### [DIRECTIONS FOR THIS TASK]
Wherever the string "frac" appears, copy the whole line.

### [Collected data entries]

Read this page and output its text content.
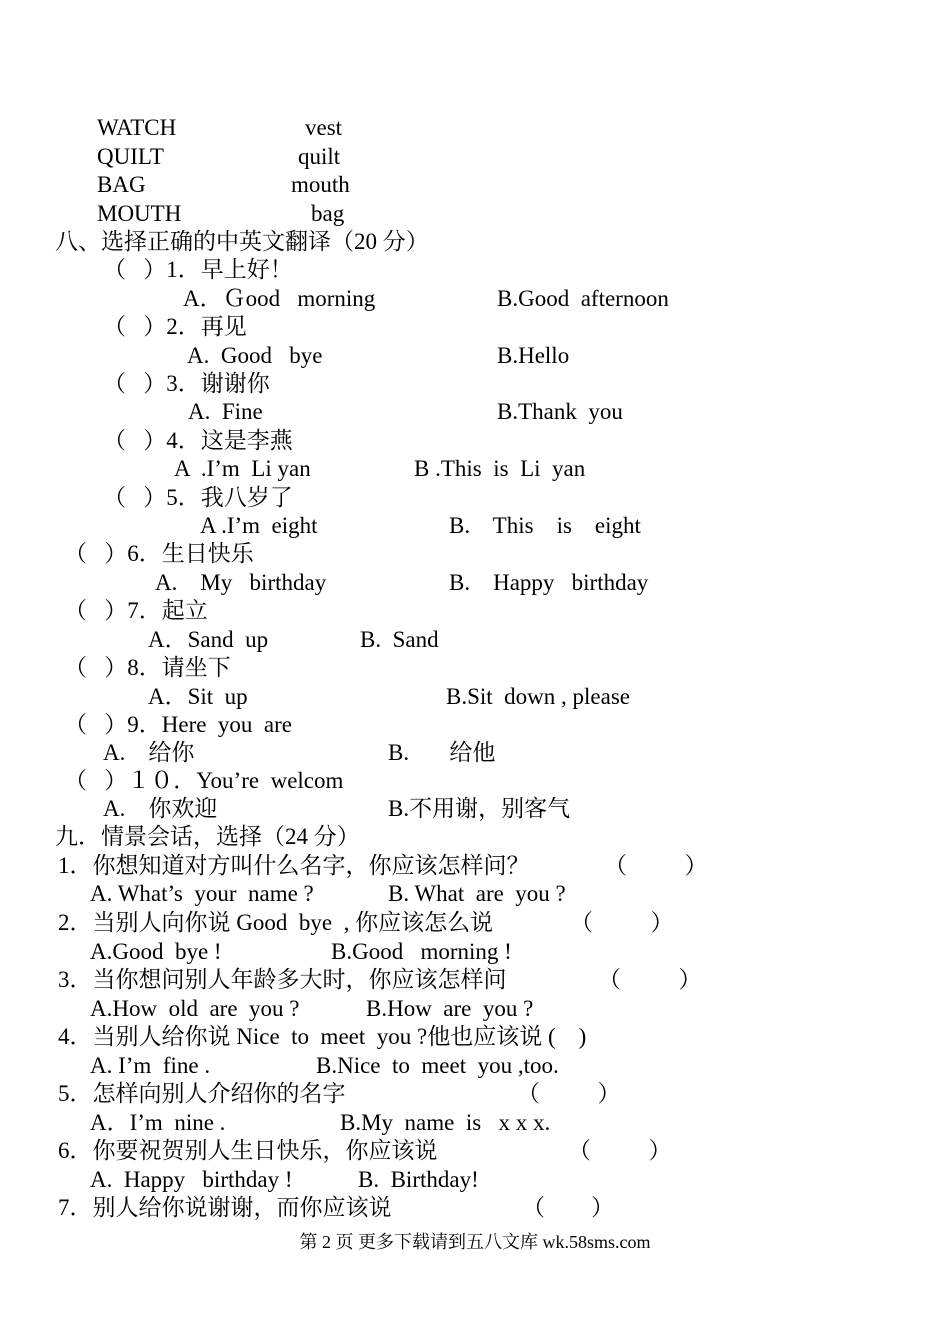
WATCH	vest
QUILT	quilt
BAG	mouth
MOUTH	bag
八、选择正确的中英文翻译（20 分）
（   ）1．早上好！
A．Ｇood   morning	B.Good  afternoon
（   ）2．再见
A.  Good   bye	B.Hello
（   ）3．谢谢你
A.  Fine	B.Thank  you
（   ）4．这是李燕
A  .I’m  Li yan	B .This  is  Li  yan
（   ）5．我八岁了
A .I’m  eight	B.    This    is    eight
（   ）6．生日快乐
A.    My   birthday	B.    Happy   birthday
（   ）7．起立
A．Sand  up	B.  Sand
（   ）8．请坐下
A．Sit  up	B.Sit  down , please
（   ）9．Here  you  are
A.    给你	B.       给他
（   ）１０．You’re  welcom
A.    你欢迎	B.不用谢，别客气
九．情景会话，选择（24 分）
1．你想知道对方叫什么名字，你应该怎样问？	（          ）
A. What’s  your  name ?	B. What  are  you ?
2．当别人向你说 Good  bye  , 你应该怎么说	（          ）
A.Good  bye !	B.Good   morning !
3．当你想问别人年龄多大时，你应该怎样问	（          ）
A.How  old  are  you ?	B.How  are  you ?
4．当别人给你说 Nice  to  meet  you ?他也应该说 (    )
A. I’m  fine .	B.Nice  to  meet  you ,too.
5．怎样向别人介绍你的名字	（          ）
A．I’m  nine .	B.My  name  is   x x x.
6．你要祝贺别人生日快乐，你应该说	（          ）
A.  Happy   birthday !	B.  Birthday!
7．别人给你说谢谢，而你应该说	（        ）
第 2 页 更多下载请到五八文库 wk.58sms.com
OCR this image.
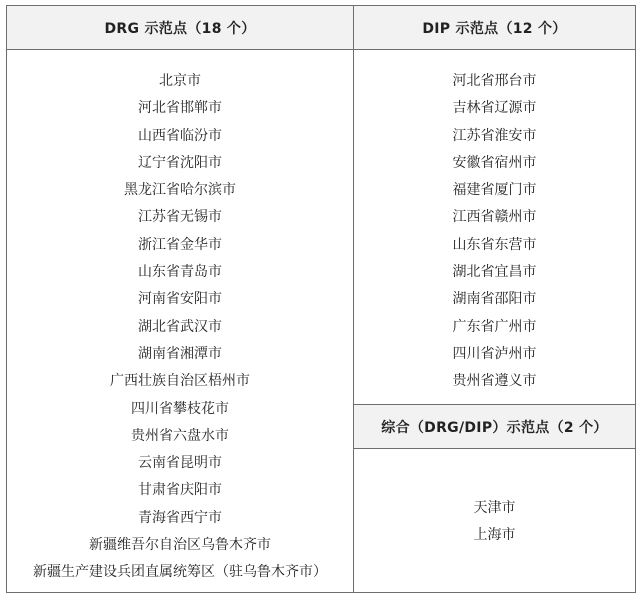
DRG 示范点（18 个）
北京市
河北省邯郸市
山西省临汾市
辽宁省沈阳市
黑龙江省哈尔滨市
江苏省无锡市
浙江省金华市
山东省青岛市
河南省安阳市
湖北省武汉市
湖南省湘潭市
广西壮族自治区梧州市
四川省攀枝花市
贵州省六盘水市
云南省昆明市
甘肃省庆阳市
青海省西宁市
新疆维吾尔自治区乌鲁木齐市
新疆生产建设兵团直属统筹区（驻乌鲁木齐市）
DIP 示范点（12 个）
河北省邢台市
吉林省辽源市
江苏省淮安市
安徽省宿州市
福建省厦门市
江西省赣州市
山东省东营市
湖北省宜昌市
湖南省邵阳市
广东省广州市
四川省泸州市
贵州省遵义市
综合（DRG/DIP）示范点（2 个）
天津市
上海市
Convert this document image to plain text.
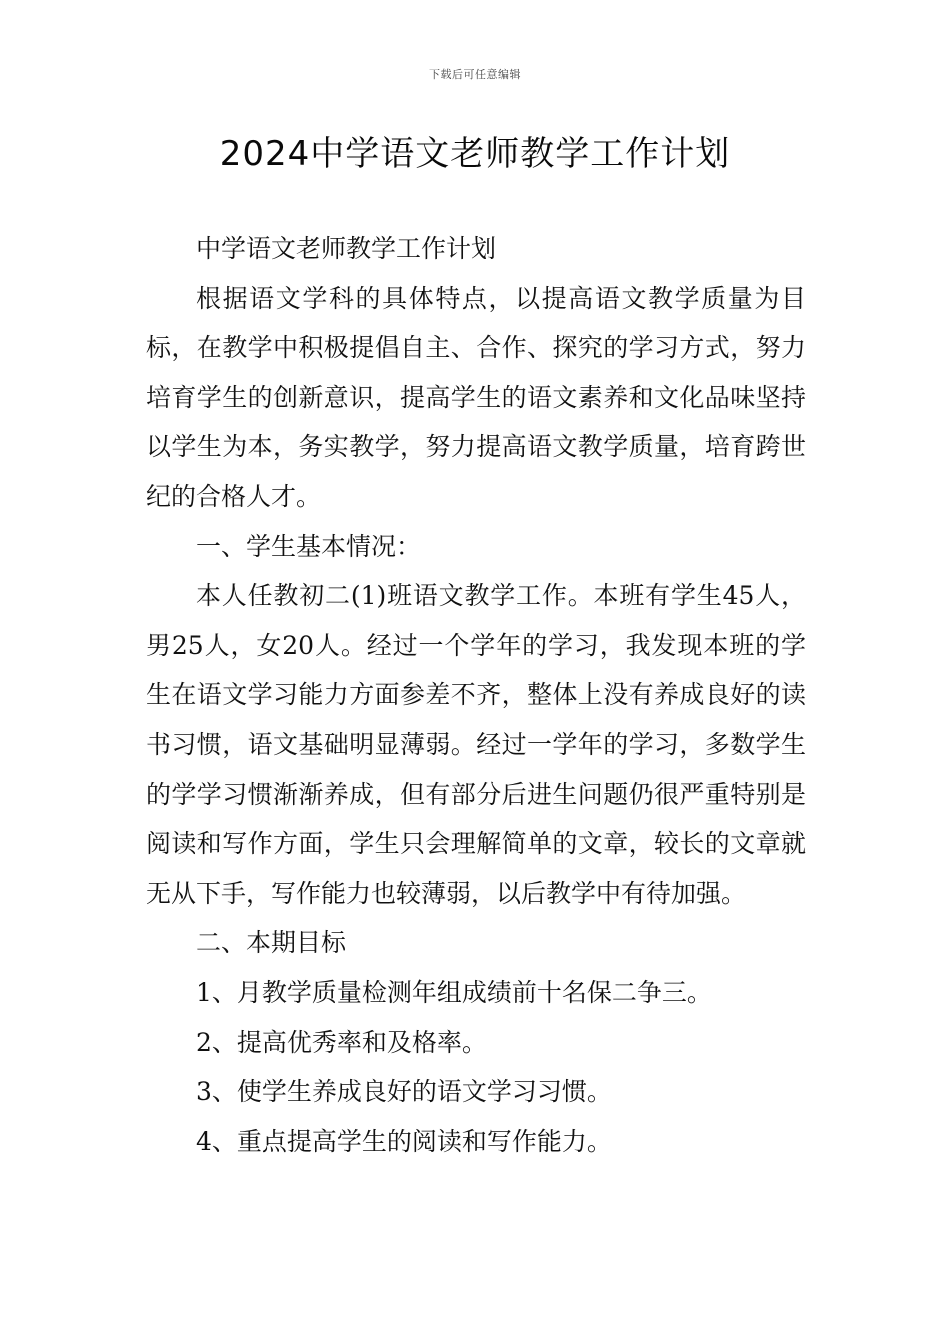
下载后可任意编辑
2024中学语文老师教学工作计划

中学语文老师教学工作计划

根据语文学科的具体特点，以提高语文教学质量为目标，在教学中积极提倡自主、合作、探究的学习方式，努力培育学生的创新意识，提高学生的语文素养和文化品味坚持以学生为本，务实教学，努力提高语文教学质量，培育跨世纪的合格人才。

一、学生基本情况：

本人任教初二(1)班语文教学工作。本班有学生45人，男25人，女20人。经过一个学年的学习，我发现本班的学生在语文学习能力方面参差不齐，整体上没有养成良好的读书习惯，语文基础明显薄弱。经过一学年的学习，多数学生的学学习惯渐渐养成，但有部分后进生问题仍很严重特别是阅读和写作方面，学生只会理解简单的文章，较长的文章就无从下手，写作能力也较薄弱，以后教学中有待加强。

二、本期目标

1、月教学质量检测年组成绩前十名保二争三。

2、提高优秀率和及格率。

3、使学生养成良好的语文学习习惯。

4、重点提高学生的阅读和写作能力。
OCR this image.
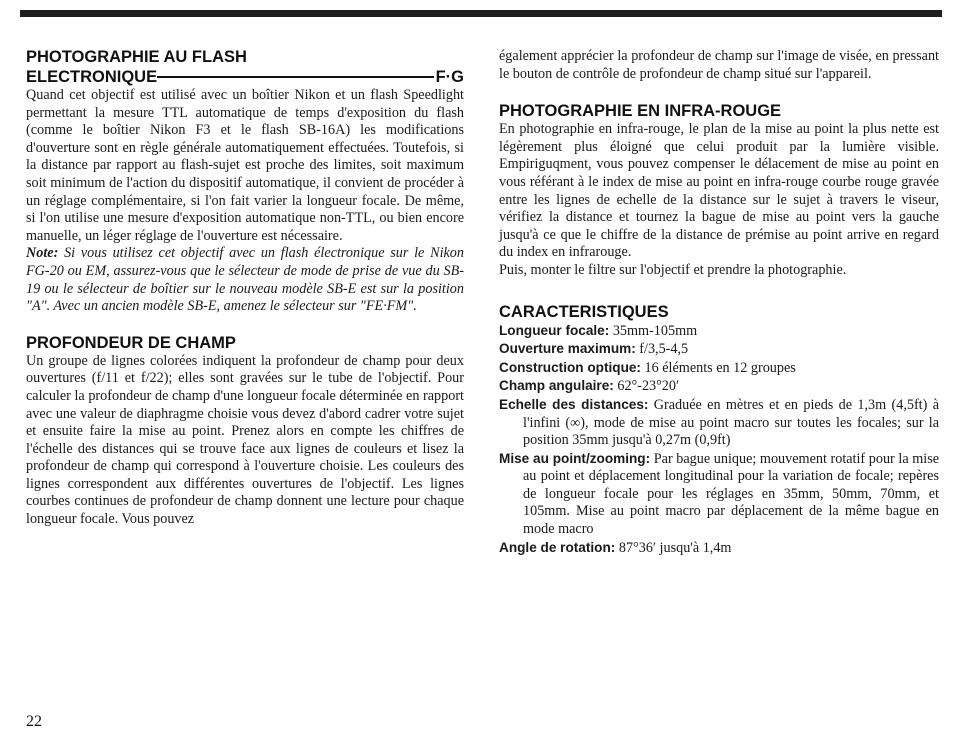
PHOTOGRAPHIE AU FLASH
ELECTRONIQUE	F·G

Quand cet objectif est utilisé avec un boîtier Nikon et un flash Speedlight permettant la mesure TTL automatique de temps d'exposition du flash (comme le boîtier Nikon F3 et le flash SB-16A) les modifications d'ouverture sont en règle générale automatiquement effectuées. Toutefois, si la distance par rapport au flash-sujet est proche des limites, soit maximum soit minimum de l'action du dispositif automatique, il convient de procéder à un réglage complémentaire, si l'on fait varier la longueur focale. De même, si l'on utilise une mesure d'exposition automatique non-TTL, ou bien encore manuelle, un léger réglage de l'ouverture est nécessaire.

Note: Si vous utilisez cet objectif avec un flash électronique sur le Nikon FG-20 ou EM, assurez-vous que le sélecteur de mode de prise de vue du SB-19 ou le sélecteur de boîtier sur le nouveau modèle SB-E est sur la position "A". Avec un ancien modèle SB-E, amenez le sélecteur sur "FE·FM".

PROFONDEUR DE CHAMP

Un groupe de lignes colorées indiquent la profondeur de champ pour deux ouvertures (f/11 et f/22); elles sont gravées sur le tube de l'objectif. Pour calculer la profondeur de champ d'une longueur focale déterminée en rapport avec une valeur de diaphragme choisie vous devez d'abord cadrer votre sujet et ensuite faire la mise au point. Prenez alors en compte les chiffres de l'échelle des distances qui se trouve face aux lignes de couleurs et lisez la profondeur de champ qui correspond à l'ouverture choisie. Les couleurs des lignes correspondent aux différentes ouvertures de l'objectif. Les lignes courbes continues de profondeur de champ donnent une lecture pour chaque longueur focale. Vous pouvez

également apprécier la profondeur de champ sur l'image de visée, en pressant le bouton de contrôle de profondeur de champ situé sur l'appareil.

PHOTOGRAPHIE EN INFRA-ROUGE

En photographie en infra-rouge, le plan de la mise au point la plus nette est légèrement plus éloigné que celui produit par la lumière visible. Empiriguqment, vous pouvez compenser le délacement de mise au point en vous référant à le index de mise au point en infra-rouge courbe rouge gravée entre les lignes de echelle de la distance sur le sujet à travers le viseur, vérifiez la distance et tournez la bague de mise au point vers la gauche jusqu'à ce que le chiffre de la distance de prémise au point arrive en regard du index en infrarouge.

Puis, monter le filtre sur l'objectif et prendre la photographie.

CARACTERISTIQUES

Longueur focale: 35mm-105mm

Ouverture maximum: f/3,5-4,5

Construction optique: 16 éléments en 12 groupes

Champ angulaire: 62°-23°20′

Echelle des distances: Graduée en mètres et en pieds de 1,3m (4,5ft) à l'infini (∞), mode de mise au point macro sur toutes les focales; sur la position 35mm jusqu'à 0,27m (0,9ft)

Mise au point/zooming: Par bague unique; mouvement rotatif pour la mise au point et déplacement longitudinal pour la variation de focale; repères de longueur focale pour les réglages en 35mm, 50mm, 70mm, et 105mm. Mise au point macro par déplacement de la même bague en mode macro

Angle de rotation: 87°36′ jusqu'à 1,4m

22
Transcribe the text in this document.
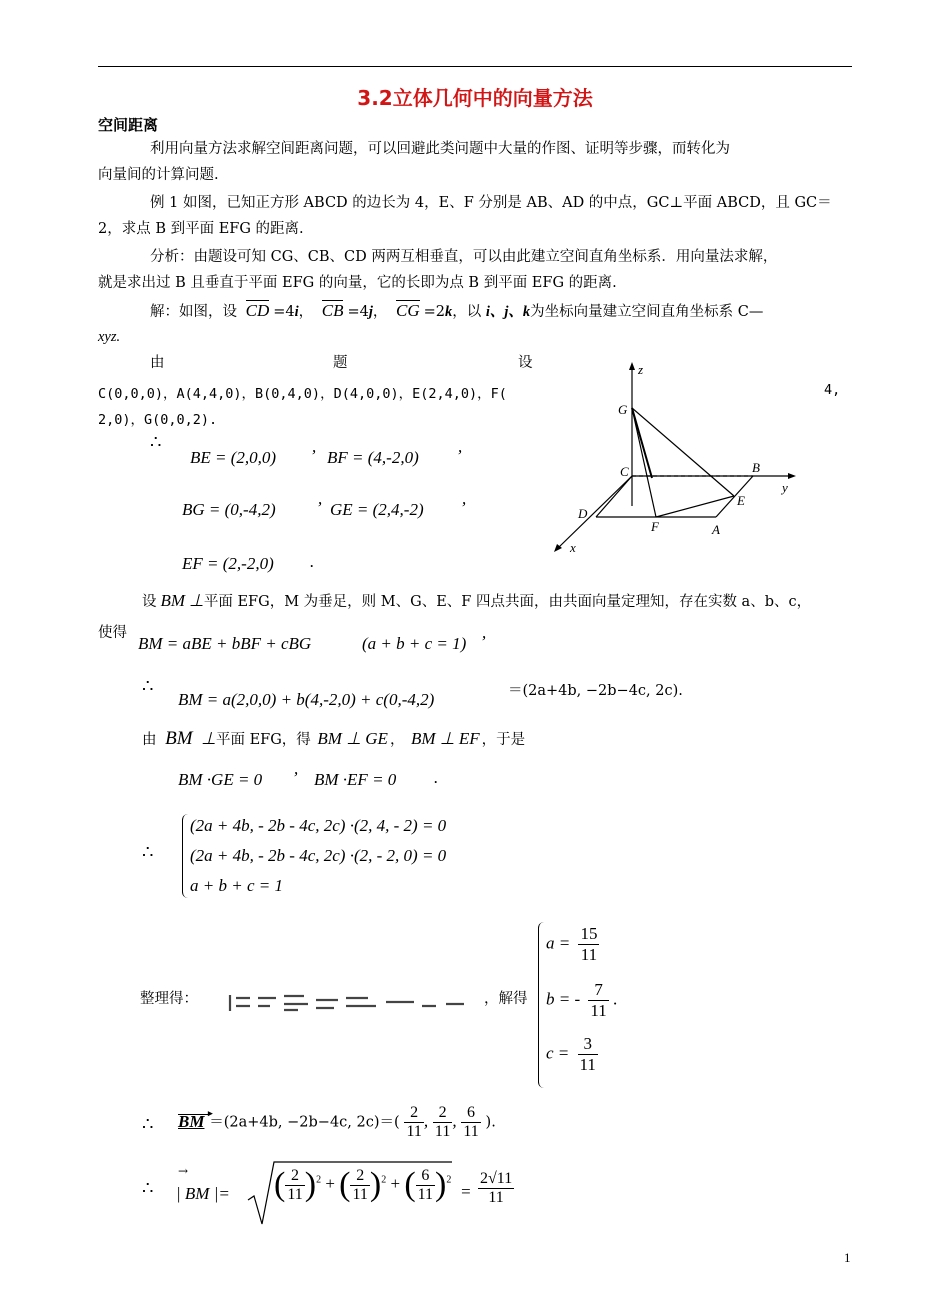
3.2立体几何中的向量方法
空间距离
利用向量方法求解空间距离问题，可以回避此类问题中大量的作图、证明等步骤，而转化为
向量间的计算问题.
例 1 如图，已知正方形 ABCD 的边长为 4，E、F 分别是 AB、AD 的中点，GC⊥平面 ABCD，且 GC＝
2，求点 B 到平面 EFG 的距离.
分析：由题设可知 CG、CB、CD 两两互相垂直，可以由此建立空间直角坐标系．用向量法求解，
就是求出过 B 且垂直于平面 EFG 的向量，它的长即为点 B 到平面 EFG 的距离.
解：如图，设 CD =4i， CB =4j， CG =2k，以 i、j、k为坐标向量建立空间直角坐标系 C—
xyz.
由	题	设
C(0,0,0)，A(4,4,0)，B(0,4,0)，D(4,0,0)，E(2,4,0)，F(	4,
2,0)，G(0,0,2).
∴
BE = (2,0,0) ’ BF = (4,-2,0) ’
BG = (0,-4,2) ’ GE = (2,4,-2) ’
EF = (2,-2,0) .
z
y
x
G
C	B
E
D
F	A
设 BM ⊥平面 EFG，M 为垂足，则 M、G、E、F 四点共面，由共面向量定理知，存在实数 a、b、c，
使得
BM = aBE + bBF + cBG	(a + b + c = 1) ’
∴
BM = a(2,0,0) + b(4,-2,0) + c(0,-4,2)	＝(2a+4b, −2b−4c, 2c).
由 BM ⊥平面 EFG，得 BM ⊥ GE ， BM ⊥ EF ，于是
BM ·GE = 0 ’ BM ·EF = 0 .
∴
(2a + 4b, - 2b - 4c, 2c) ·(2, 4, - 2) = 0
(2a + 4b, - 2b - 4c, 2c) ·(2, - 2, 0) = 0
a + b + c = 1
整理得：	，解得
$a = \frac{15}{11}$
b = - $\frac{7}{11}$ .
$c = \frac{3}{11}$
∴
▸
BM ＝(2a+4b, −2b−4c, $2c)=( \frac{2}{11}$ , $\frac{2}{11}$ , $\frac{6}{11}$ ).
∴
→
| BM |= ( $\frac{2}{11} )^2$ + ( $\frac{2}{11} )^2$ + ( $\frac{6}{11} )^2$
= $\frac{2√11}{11}$
1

### [TASK RESULT]
$a = \frac{15}{11}$
b = - $\frac{7}{11}$ .
$c = \frac{3}{11}$
BM ＝(2a+4b, −2b−4c, $2c)=( \frac{2}{11}$ , $\frac{2}{11}$ , $\frac{6}{11}$ ).
| BM |= ( $\frac{2}{11} )^2$ + ( $\frac{2}{11} )^2$ + ( $\frac{6}{11} )^2$
= $\frac{2√11}{11}$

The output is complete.